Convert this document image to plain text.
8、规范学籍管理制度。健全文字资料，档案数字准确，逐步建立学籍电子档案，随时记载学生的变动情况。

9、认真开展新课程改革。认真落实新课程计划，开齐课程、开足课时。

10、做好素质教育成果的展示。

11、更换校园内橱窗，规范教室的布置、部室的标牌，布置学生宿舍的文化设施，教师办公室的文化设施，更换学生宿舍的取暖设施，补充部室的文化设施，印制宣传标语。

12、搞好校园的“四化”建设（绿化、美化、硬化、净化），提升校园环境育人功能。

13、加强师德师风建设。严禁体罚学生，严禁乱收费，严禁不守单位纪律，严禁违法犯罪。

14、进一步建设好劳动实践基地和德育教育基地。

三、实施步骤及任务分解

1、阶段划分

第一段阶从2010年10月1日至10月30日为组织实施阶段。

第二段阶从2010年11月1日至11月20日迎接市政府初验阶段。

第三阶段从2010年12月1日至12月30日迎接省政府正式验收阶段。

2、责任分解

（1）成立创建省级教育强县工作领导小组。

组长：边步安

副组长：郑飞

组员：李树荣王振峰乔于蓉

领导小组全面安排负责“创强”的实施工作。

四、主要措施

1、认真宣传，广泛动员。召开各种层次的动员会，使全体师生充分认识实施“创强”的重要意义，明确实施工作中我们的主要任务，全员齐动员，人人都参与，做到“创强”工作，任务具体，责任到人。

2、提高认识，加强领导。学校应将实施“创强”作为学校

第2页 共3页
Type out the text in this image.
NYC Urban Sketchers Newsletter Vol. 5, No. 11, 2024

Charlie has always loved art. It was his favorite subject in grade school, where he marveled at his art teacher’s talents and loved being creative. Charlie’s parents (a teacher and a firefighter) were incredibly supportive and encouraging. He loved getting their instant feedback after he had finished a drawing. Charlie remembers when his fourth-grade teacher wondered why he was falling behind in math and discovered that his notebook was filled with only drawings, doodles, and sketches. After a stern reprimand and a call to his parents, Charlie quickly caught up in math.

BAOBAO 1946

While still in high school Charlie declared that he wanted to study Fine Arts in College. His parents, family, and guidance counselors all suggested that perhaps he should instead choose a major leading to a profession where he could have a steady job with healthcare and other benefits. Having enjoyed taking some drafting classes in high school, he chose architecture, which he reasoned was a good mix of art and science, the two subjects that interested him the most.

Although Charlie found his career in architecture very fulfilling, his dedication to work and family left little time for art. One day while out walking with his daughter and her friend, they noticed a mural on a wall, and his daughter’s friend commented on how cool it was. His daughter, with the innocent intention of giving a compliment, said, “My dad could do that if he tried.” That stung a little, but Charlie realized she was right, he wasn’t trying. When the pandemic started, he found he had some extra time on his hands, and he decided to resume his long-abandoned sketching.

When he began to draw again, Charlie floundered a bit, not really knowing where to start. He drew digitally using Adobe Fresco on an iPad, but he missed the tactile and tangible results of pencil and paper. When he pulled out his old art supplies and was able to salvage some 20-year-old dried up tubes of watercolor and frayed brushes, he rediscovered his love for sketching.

:::

TASK GOAL
Locate the word "this" in the records and collect each line it appears in.

TASK RESULT
Convert this document image to plain text.
Type out the text in this image.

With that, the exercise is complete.